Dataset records

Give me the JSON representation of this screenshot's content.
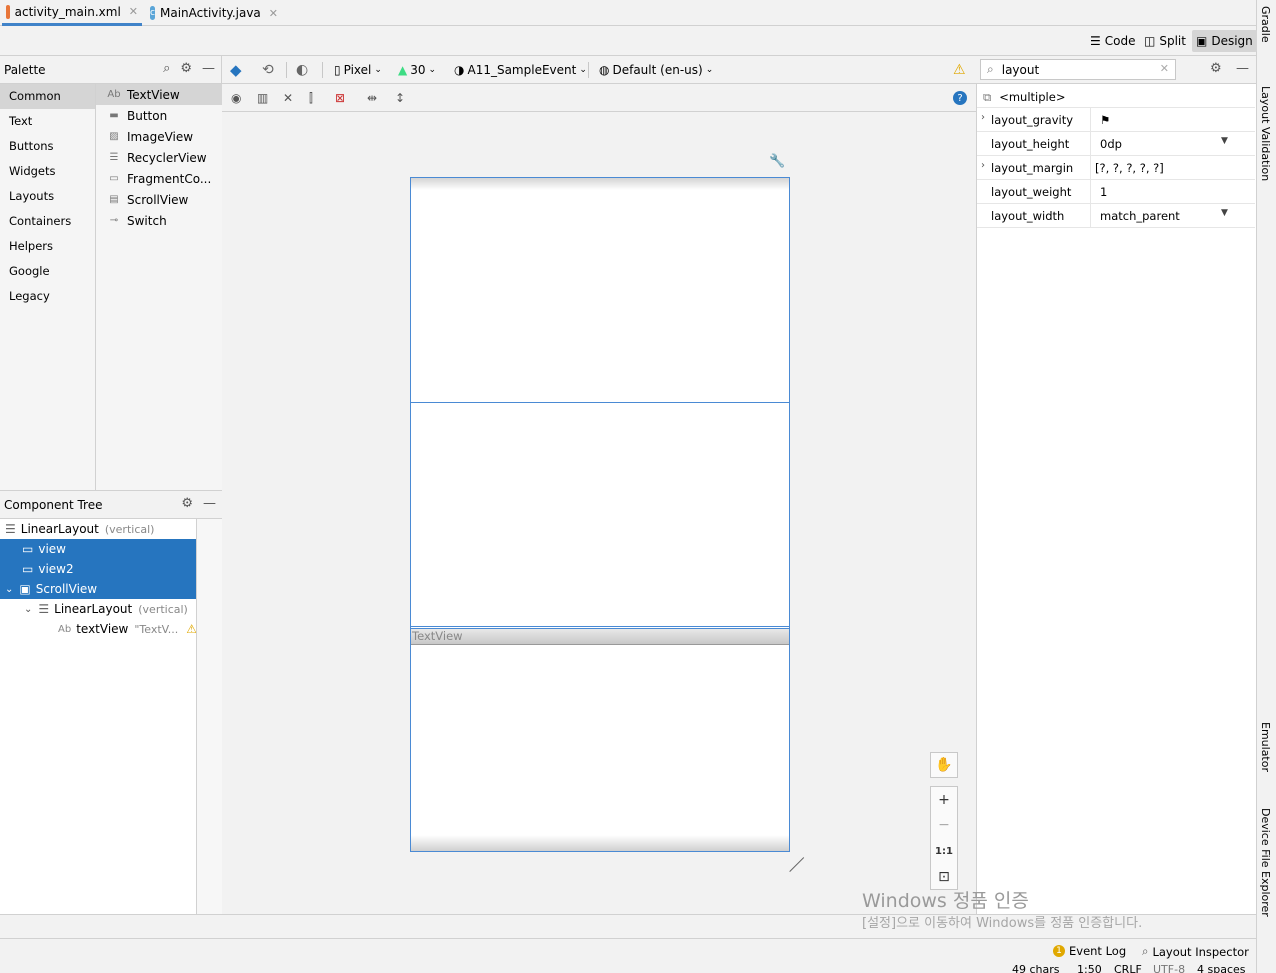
{
  "editor_tabs": [
    {
      "label": "activity_main.xml",
      "active": true
    },
    {
      "label": "MainActivity.java",
      "active": false
    }
  ],
  "view_modes": {
    "code": "Code",
    "split": "Split",
    "design": "Design",
    "active": "Design"
  },
  "palette": {
    "title": "Palette",
    "categories": [
      "Common",
      "Text",
      "Buttons",
      "Widgets",
      "Layouts",
      "Containers",
      "Helpers",
      "Google",
      "Legacy"
    ],
    "selected_category": "Common",
    "items": [
      {
        "label": "TextView",
        "icon": "Ab"
      },
      {
        "label": "Button",
        "icon": "button-icon"
      },
      {
        "label": "ImageView",
        "icon": "image-icon"
      },
      {
        "label": "RecyclerView",
        "icon": "list-icon"
      },
      {
        "label": "FragmentCo...",
        "icon": "fragment-icon"
      },
      {
        "label": "ScrollView",
        "icon": "scroll-icon"
      },
      {
        "label": "Switch",
        "icon": "switch-icon"
      }
    ]
  },
  "component_tree": {
    "title": "Component Tree",
    "nodes": [
      {
        "label": "LinearLayout",
        "hint": "(vertical)"
      },
      {
        "label": "view",
        "hint": ""
      },
      {
        "label": "view2",
        "hint": ""
      },
      {
        "label": "ScrollView",
        "hint": ""
      },
      {
        "label": "LinearLayout",
        "hint": "(vertical)"
      },
      {
        "label": "textView",
        "hint": "\"TextV..."
      }
    ]
  },
  "design_toolbar": {
    "device": "Pixel",
    "api": "30",
    "theme": "A11_SampleEvent",
    "locale": "Default (en-us)"
  },
  "canvas": {
    "textview_label": "TextView"
  },
  "zoom": {
    "plus": "+",
    "minus": "−",
    "one_to_one": "1:1"
  },
  "attributes": {
    "search_value": "layout",
    "selection": "<multiple>",
    "rows": [
      {
        "name": "layout_gravity",
        "value": "⚑",
        "expandable": true
      },
      {
        "name": "layout_height",
        "value": "0dp",
        "expandable": false
      },
      {
        "name": "layout_margin",
        "value": "[?, ?, ?, ?, ?]",
        "expandable": true
      },
      {
        "name": "layout_weight",
        "value": "1",
        "expandable": false
      },
      {
        "name": "layout_width",
        "value": "match_parent",
        "expandable": false
      }
    ]
  },
  "side_tools": {
    "gradle": "Gradle",
    "layout_validation": "Layout Validation",
    "emulator": "Emulator",
    "device_file_explorer": "Device File Explorer"
  },
  "bottom_tools": {
    "event_log": "Event Log",
    "event_log_count": "1",
    "layout_inspector": "Layout Inspector"
  },
  "status": {
    "chars": "49 chars",
    "position": "1:50",
    "line_sep": "CRLF",
    "encoding": "UTF-8",
    "indent": "4 spaces"
  },
  "watermark": {
    "line1": "Windows 정품 인증",
    "line2": "[설정]으로 이동하여 Windows를 정품 인증합니다."
  }
}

What is expected:
Across the records above, count the lines holding "active" and reply with that number alone.

Output for this exercise:
3